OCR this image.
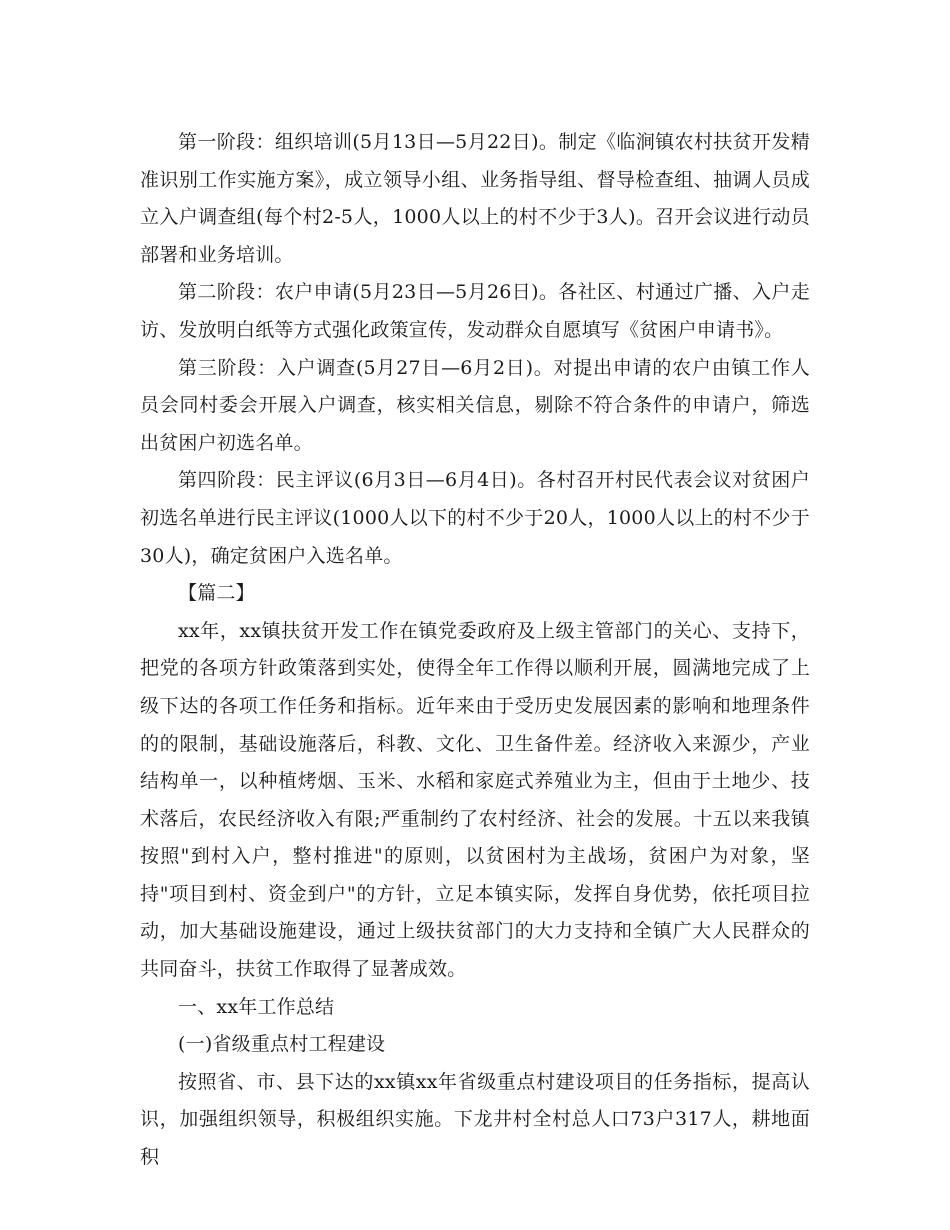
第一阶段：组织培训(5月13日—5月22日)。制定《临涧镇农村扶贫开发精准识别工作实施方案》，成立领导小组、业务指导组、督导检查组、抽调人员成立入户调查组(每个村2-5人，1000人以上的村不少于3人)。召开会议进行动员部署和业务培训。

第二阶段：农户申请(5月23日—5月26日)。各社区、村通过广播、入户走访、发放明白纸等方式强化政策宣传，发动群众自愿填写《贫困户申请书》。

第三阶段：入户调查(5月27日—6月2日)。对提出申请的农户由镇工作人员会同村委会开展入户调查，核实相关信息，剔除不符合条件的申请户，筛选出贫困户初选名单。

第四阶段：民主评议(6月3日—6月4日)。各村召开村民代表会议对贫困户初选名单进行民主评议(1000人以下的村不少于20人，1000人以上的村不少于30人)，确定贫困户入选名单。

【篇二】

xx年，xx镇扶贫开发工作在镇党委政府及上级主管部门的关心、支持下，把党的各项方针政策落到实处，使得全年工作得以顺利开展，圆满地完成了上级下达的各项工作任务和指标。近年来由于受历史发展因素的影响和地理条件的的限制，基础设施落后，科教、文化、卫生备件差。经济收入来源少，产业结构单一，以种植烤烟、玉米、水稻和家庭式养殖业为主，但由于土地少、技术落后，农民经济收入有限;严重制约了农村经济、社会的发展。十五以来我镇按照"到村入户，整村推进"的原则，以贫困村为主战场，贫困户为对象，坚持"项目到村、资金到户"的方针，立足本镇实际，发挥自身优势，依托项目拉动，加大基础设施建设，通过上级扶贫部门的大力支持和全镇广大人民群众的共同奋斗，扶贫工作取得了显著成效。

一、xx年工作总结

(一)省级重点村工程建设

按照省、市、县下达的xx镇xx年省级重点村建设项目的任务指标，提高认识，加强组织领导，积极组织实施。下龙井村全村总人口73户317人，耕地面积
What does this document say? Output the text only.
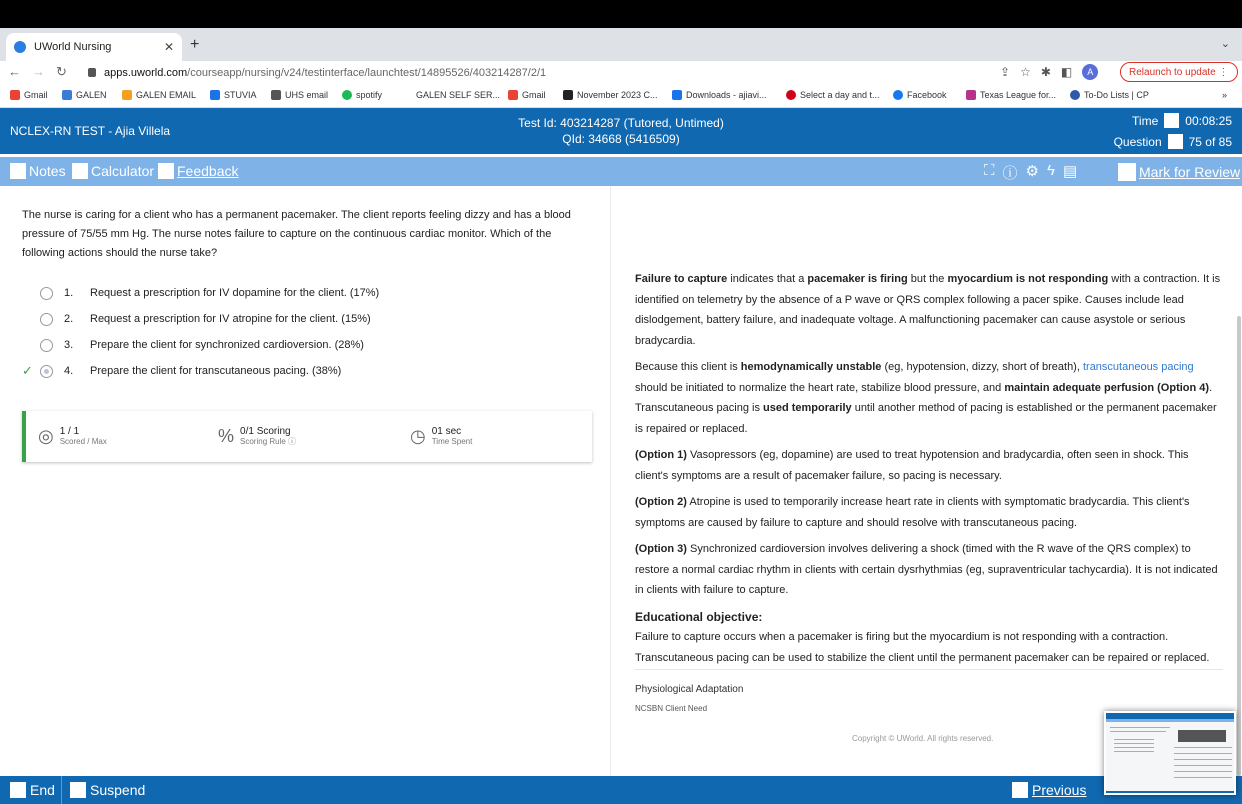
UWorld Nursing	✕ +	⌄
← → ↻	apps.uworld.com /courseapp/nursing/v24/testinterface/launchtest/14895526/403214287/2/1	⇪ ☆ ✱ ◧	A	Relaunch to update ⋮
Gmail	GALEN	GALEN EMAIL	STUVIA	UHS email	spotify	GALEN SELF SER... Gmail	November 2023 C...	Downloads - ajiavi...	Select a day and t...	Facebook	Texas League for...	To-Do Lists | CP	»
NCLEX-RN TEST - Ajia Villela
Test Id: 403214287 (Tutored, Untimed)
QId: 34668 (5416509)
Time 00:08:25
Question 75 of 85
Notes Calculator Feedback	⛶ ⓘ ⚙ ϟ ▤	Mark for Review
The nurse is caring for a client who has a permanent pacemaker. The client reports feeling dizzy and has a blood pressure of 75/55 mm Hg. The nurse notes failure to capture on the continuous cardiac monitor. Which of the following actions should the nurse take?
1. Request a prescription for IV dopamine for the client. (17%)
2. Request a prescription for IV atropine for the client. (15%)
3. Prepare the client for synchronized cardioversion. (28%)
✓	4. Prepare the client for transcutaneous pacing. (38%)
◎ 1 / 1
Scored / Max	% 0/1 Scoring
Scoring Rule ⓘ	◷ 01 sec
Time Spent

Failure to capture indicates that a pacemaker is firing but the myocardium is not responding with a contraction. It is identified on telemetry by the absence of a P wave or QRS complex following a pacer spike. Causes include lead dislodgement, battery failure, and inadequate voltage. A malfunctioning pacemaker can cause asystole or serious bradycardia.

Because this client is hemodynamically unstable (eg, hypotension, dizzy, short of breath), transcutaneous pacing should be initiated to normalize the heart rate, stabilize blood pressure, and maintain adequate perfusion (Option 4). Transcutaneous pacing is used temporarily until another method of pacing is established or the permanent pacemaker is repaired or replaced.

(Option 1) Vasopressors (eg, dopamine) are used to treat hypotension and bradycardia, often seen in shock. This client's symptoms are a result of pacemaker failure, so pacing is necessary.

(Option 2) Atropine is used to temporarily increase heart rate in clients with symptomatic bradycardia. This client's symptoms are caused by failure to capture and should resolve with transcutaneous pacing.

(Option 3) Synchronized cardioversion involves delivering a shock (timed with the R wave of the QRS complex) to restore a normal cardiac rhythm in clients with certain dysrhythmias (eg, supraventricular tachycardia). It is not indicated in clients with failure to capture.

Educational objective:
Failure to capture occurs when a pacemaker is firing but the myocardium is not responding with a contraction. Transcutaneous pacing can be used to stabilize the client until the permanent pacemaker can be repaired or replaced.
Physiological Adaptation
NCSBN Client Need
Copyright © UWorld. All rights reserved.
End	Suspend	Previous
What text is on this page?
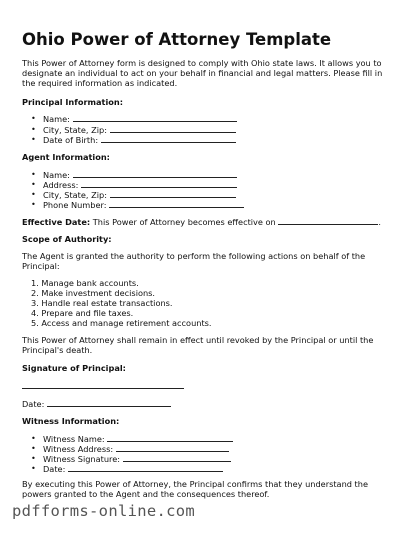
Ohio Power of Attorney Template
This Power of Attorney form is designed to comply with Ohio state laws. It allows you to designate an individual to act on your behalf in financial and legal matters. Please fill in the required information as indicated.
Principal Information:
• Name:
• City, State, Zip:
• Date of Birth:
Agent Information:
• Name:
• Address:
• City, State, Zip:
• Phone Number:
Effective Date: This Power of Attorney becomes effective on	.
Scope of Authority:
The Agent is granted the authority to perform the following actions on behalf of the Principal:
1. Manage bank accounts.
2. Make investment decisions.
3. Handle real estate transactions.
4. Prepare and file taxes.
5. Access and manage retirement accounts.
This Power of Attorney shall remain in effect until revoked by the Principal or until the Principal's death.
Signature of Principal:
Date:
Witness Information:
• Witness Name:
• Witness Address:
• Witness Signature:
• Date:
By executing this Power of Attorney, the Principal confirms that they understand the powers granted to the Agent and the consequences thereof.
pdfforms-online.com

+++

- Exercise details: Give only the number of lines in the material above that hold the word "prescription".

- Answer for this exercise: 2